___ RECORDS SHOWN ___

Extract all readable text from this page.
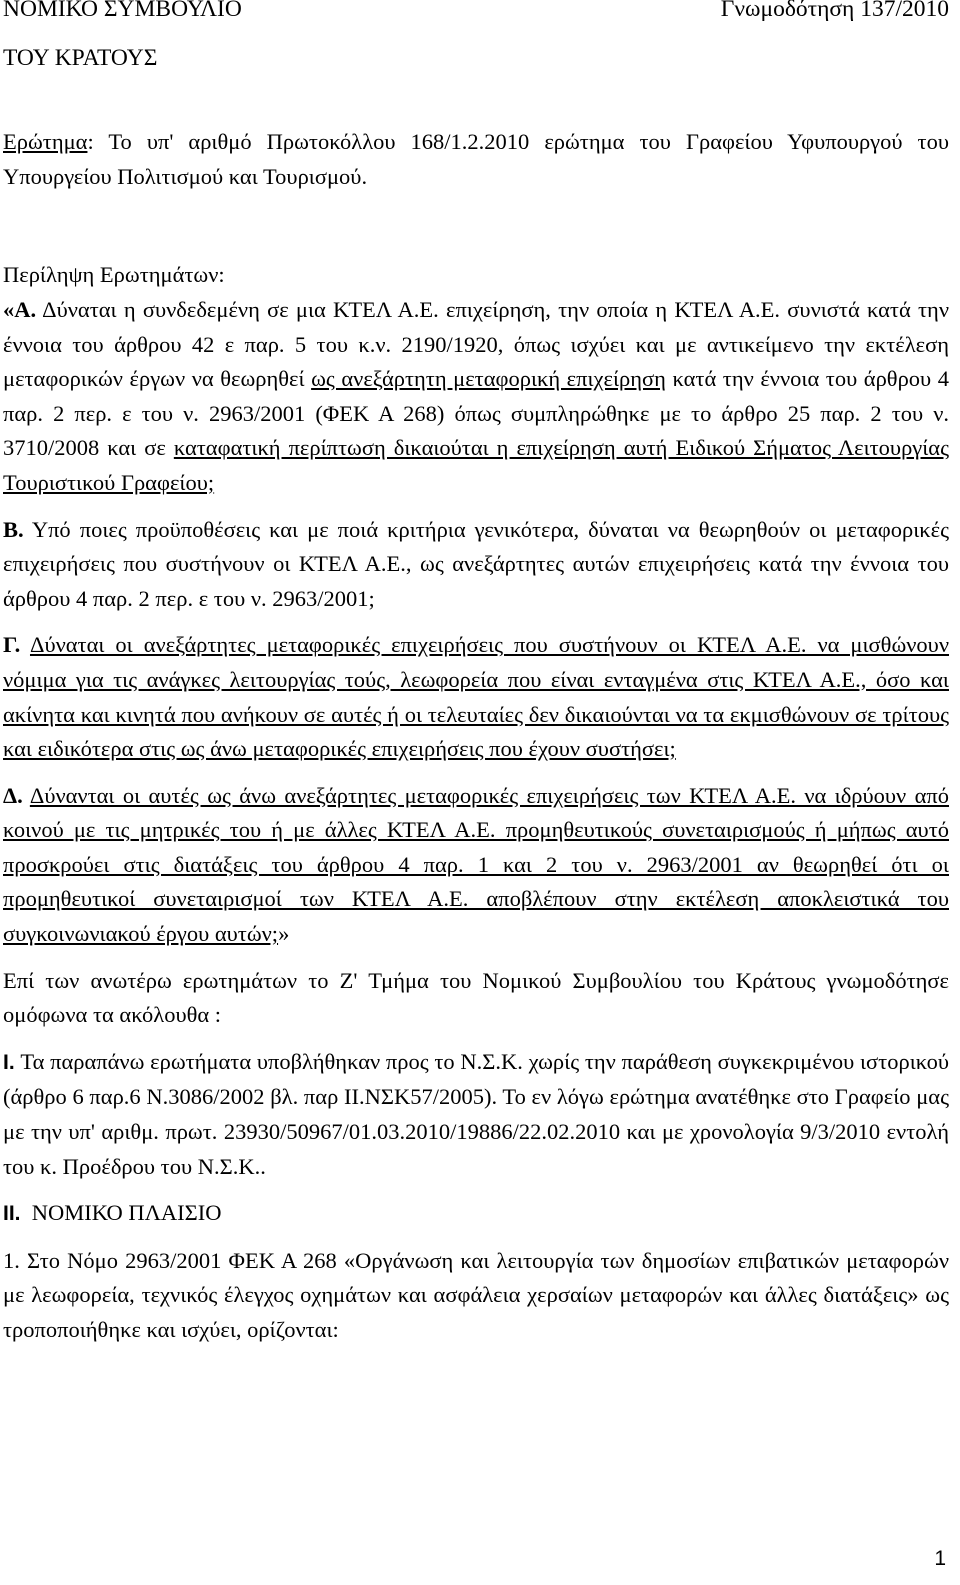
ΝΟΜΙΚΟ ΣΥΜΒΟΥΛΙΟ	Γνωμοδότηση 137/2010
ΤΟΥ ΚΡΑΤΟΥΣ

Ερώτημα: Το υπ' αριθμό Πρωτοκόλλου 168/1.2.2010 ερώτημα του Γραφείου Υφυπουργού του Υπουργείου Πολιτισμού και Τουρισμού.

Περίληψη Ερωτημάτων:

«Α. Δύναται η συνδεδεμένη σε μια ΚΤΕΛ Α.Ε. επιχείρηση, την οποία η ΚΤΕΛ Α.Ε. συνιστά κατά την έννοια του άρθρου 42 ε παρ. 5 του κ.ν. 2190/1920, όπως ισχύει και με αντικείμενο την εκτέλεση μεταφορικών έργων να θεωρηθεί ως ανεξάρτητη μεταφορική επιχείρηση κατά την έννοια του άρθρου 4 παρ. 2 περ. ε του ν. 2963/2001 (ΦΕΚ Α 268) όπως συμπληρώθηκε με το άρθρο 25 παρ. 2 του ν. 3710/2008 και σε καταφατική περίπτωση δικαιούται η επιχείρηση αυτή Ειδικού Σήματος Λειτουργίας Τουριστικού Γραφείου;

Β. Υπό ποιες προϋποθέσεις και με ποιά κριτήρια γενικότερα, δύναται να θεωρηθούν οι μεταφορικές επιχειρήσεις που συστήνουν οι ΚΤΕΛ Α.Ε., ως ανεξάρτητες αυτών επιχειρήσεις κατά την έννοια του άρθρου 4 παρ. 2 περ. ε του ν. 2963/2001;

Γ. Δύναται οι ανεξάρτητες μεταφορικές επιχειρήσεις που συστήνουν οι ΚΤΕΛ Α.Ε. να μισθώνουν νόμιμα για τις ανάγκες λειτουργίας τούς, λεωφορεία που είναι ενταγμένα στις ΚΤΕΛ Α.Ε., όσο και ακίνητα και κινητά που ανήκουν σε αυτές ή οι τελευταίες δεν δικαιούνται να τα εκμισθώνουν σε τρίτους και ειδικότερα στις ως άνω μεταφορικές επιχειρήσεις που έχουν συστήσει;

Δ. Δύνανται οι αυτές ως άνω ανεξάρτητες μεταφορικές επιχειρήσεις των ΚΤΕΛ Α.Ε. να ιδρύουν από κοινού με τις μητρικές του ή με άλλες ΚΤΕΛ Α.Ε. προμηθευτικούς συνεταιρισμούς ή μήπως αυτό προσκρούει στις διατάξεις του άρθρου 4 παρ. 1 και 2 του ν. 2963/2001 αν θεωρηθεί ότι οι προμηθευτικοί συνεταιρισμοί των ΚΤΕΛ Α.Ε. αποβλέπουν στην εκτέλεση αποκλειστικά του συγκοινωνιακού έργου αυτών;»

Επί των ανωτέρω ερωτημάτων το Ζ' Τμήμα του Νομικού Συμβουλίου του Κράτους γνωμοδότησε ομόφωνα τα ακόλουθα :

I. Τα παραπάνω ερωτήματα υποβλήθηκαν προς το Ν.Σ.Κ. χωρίς την παράθεση συγκεκριμένου ιστορικού (άρθρο 6 παρ.6 Ν.3086/2002 βλ. παρ ΙΙ.ΝΣΚ57/2005). Το εν λόγω ερώτημα ανατέθηκε στο Γραφείο μας με την υπ' αριθμ. πρωτ. 23930/50967/01.03.2010/19886/22.02.2010 και με χρονολογία 9/3/2010 εντολή του κ. Προέδρου του Ν.Σ.Κ..

II. ΝΟΜΙΚΟ ΠΛΑΙΣΙΟ

1. Στο Νόμο 2963/2001 ΦΕΚ Α 268 «Οργάνωση και λειτουργία των δημοσίων επιβατικών μεταφορών με λεωφορεία, τεχνικός έλεγχος οχημάτων και ασφάλεια χερσαίων μεταφορών και άλλες διατάξεις» ως τροποποιήθηκε και ισχύει, ορίζονται:

1
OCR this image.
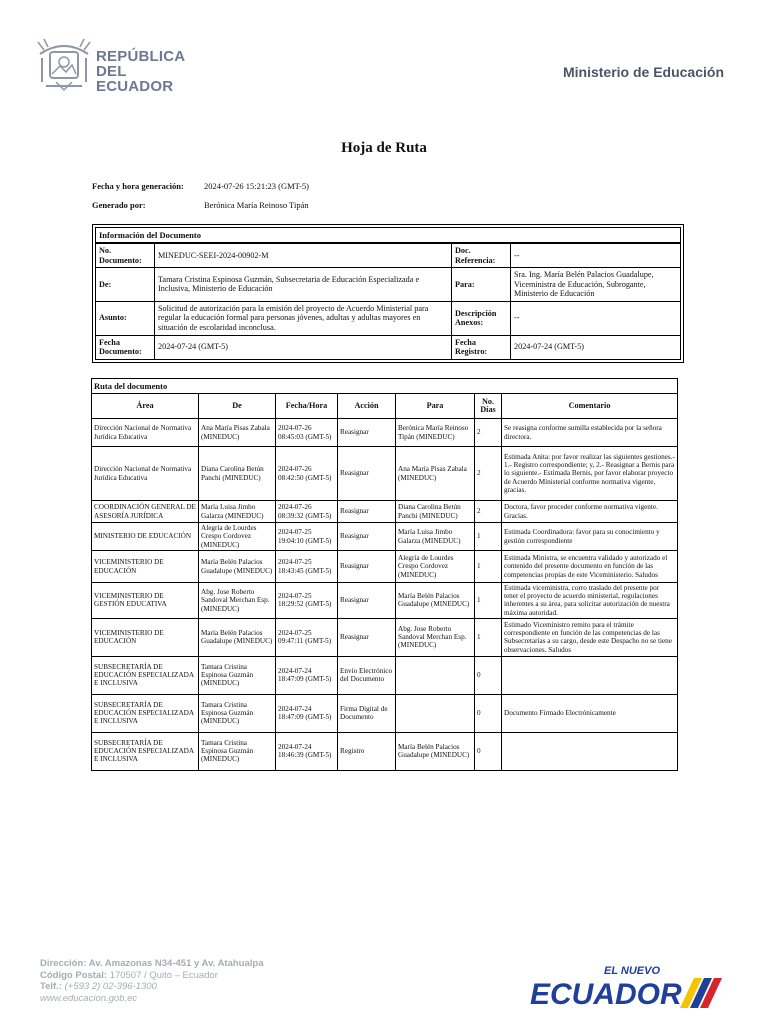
REPÚBLICA
DEL ECUADOR
Ministerio de Educación
Hoja de Ruta
Fecha y hora generación:	2024-07-26 15:21:23 (GMT-5)
Generado por:	Berónica María Reinoso Tipán
Información del Documento
No. Documento:	MINEDUC-SEEI-2024-00902-M	Doc. Referencia:	--
De:	Tamara Cristina Espinosa Guzmán, Subsecretaria de Educación Especializada e Inclusiva, Ministerio de Educación	Para:	Sra. Ing. María Belén Palacios Guadalupe, Viceministra de Educación, Subrogante, Ministerio de Educación
Asunto:	Solicitud de autorización para la emisión del proyecto de Acuerdo Ministerial para regular la educación formal para personas jóvenes, adultas y adultas mayores en situación de escolaridad inconclusa.	Descripción Anexos:	--
Fecha Documento:	2024-07-24 (GMT-5)	Fecha Registro:	2024-07-24 (GMT-5)
Ruta del documento						
Área	De	Fecha/Hora	Acción	Para	No. Días	Comentario
Dirección Nacional de Normativa Jurídica Educativa	Ana María Pisas Zabala (MINEDUC)	2024-07-26 08:45:03 (GMT-5)	Reasignar	Berónica María Reinoso Tipán (MINEDUC)	2	Se reasigna conforme sumilla establecida por la señora directora.
Dirección Nacional de Normativa Jurídica Educativa	Diana Carolina Betún Panchi (MINEDUC)	2024-07-26 08:42:50 (GMT-5)	Reasignar	Ana María Pisas Zabala (MINEDUC)	2	Estimada Anita: por favor realizar las siguientes gestiones.- 1.- Registro correspondiente; y, 2.- Reasignar a Bernis para lo siguiente.- Estimada Bernis, por favor elaborar proyecto de Acuerdo Ministerial conforme normativa vigente, gracias.
COORDINACIÓN GENERAL DE ASESORÍA JURÍDICA	María Luisa Jimbo Galarza (MINEDUC)	2024-07-26 08:39:32 (GMT-5)	Reasignar	Diana Carolina Betún Panchi (MINEDUC)	2	Doctora, favor proceder conforme normativa vigente. Gracias.
MINISTERIO DE EDUCACIÓN	Alegría de Lourdes Crespo Cordovez (MINEDUC)	2024-07-25 19:04:10 (GMT-5)	Reasignar	María Luisa Jimbo Galarza (MINEDUC)	1	Estimada Coordinadora: favor para su conocimiento y gestión correspondiente
VICEMINISTERIO DE EDUCACIÓN	María Belén Palacios Guadalupe (MINEDUC)	2024-07-25 18:43:45 (GMT-5)	Reasignar	Alegría de Lourdes Crespo Cordovez (MINEDUC)	1	Estimada Ministra, se encuentra validado y autorizado el contenido del presente documento en función de las competencias propias de este Viceministerio. Saludos
VICEMINISTERIO DE GESTIÓN EDUCATIVA	Abg. Jose Roberto Sandoval Merchan Esp. (MINEDUC)	2024-07-25 18:29:52 (GMT-5)	Reasignar	María Belén Palacios Guadalupe (MINEDUC)	1	Estimada viceministra, corro traslado del presente por tener el proyecto de acuerdo ministerial, regulaciones inherentes a su área, para solicitar autorización de nuestra máxima autoridad.
VICEMINISTERIO DE EDUCACIÓN	María Belén Palacios Guadalupe (MINEDUC)	2024-07-25 09:47:11 (GMT-5)	Reasignar	Abg. Jose Roberto Sandoval Merchan Esp. (MINEDUC)	1	Estimado Viceministro remito para el trámite correspondiente en función de las competencias de las Subsecretarías a su cargo, desde este Despacho no se tiene observaciones. Saludos
SUBSECRETARÍA DE EDUCACIÓN ESPECIALIZADA E INCLUSIVA	Tamara Cristina Espinosa Guzmán (MINEDUC)	2024-07-24 18:47:09 (GMT-5)	Envío Electrónico del Documento		0	
SUBSECRETARÍA DE EDUCACIÓN ESPECIALIZADA E INCLUSIVA	Tamara Cristina Espinosa Guzmán (MINEDUC)	2024-07-24 18:47:09 (GMT-5)	Firma Digital de Documento		0	Documento Firmado Electrónicamente
SUBSECRETARÍA DE EDUCACIÓN ESPECIALIZADA E INCLUSIVA	Tamara Cristina Espinosa Guzmán (MINEDUC)	2024-07-24 18:46:39 (GMT-5)	Registro	María Belén Palacios Guadalupe (MINEDUC)	0	
Dirección: Av. Amazonas N34-451 y Av. Atahualpa
Código Postal: 170507 / Quito – Ecuador
Telf.: (+593 2) 02-396-1300
www.educacion.gob.ec
EL NUEVO
ECUADOR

___

▸ **GOAL OF THE EXERCISE**
Copy every line of the listing containing the string "este".

▸ **WORKED SOLUTION**
VICEMINISTERIO DE EDUCACIÓN	María Belén Palacios Guadalupe (MINEDUC)	2024-07-25 18:43:45 (GMT-5)	Reasignar	Alegría de Lourdes Crespo Cordovez (MINEDUC)	1	Estimada Ministra, se encuentra validado y autorizado el contenido del presente documento en función de las competencias propias de este Viceministerio. Saludos
VICEMINISTERIO DE EDUCACIÓN	María Belén Palacios Guadalupe (MINEDUC)	2024-07-25 09:47:11 (GMT-5)	Reasignar	Abg. Jose Roberto Sandoval Merchan Esp. (MINEDUC)	1	Estimado Viceministro remito para el trámite correspondiente en función de las competencias de las Subsecretarías a su cargo, desde este Despacho no se tiene observaciones. Saludos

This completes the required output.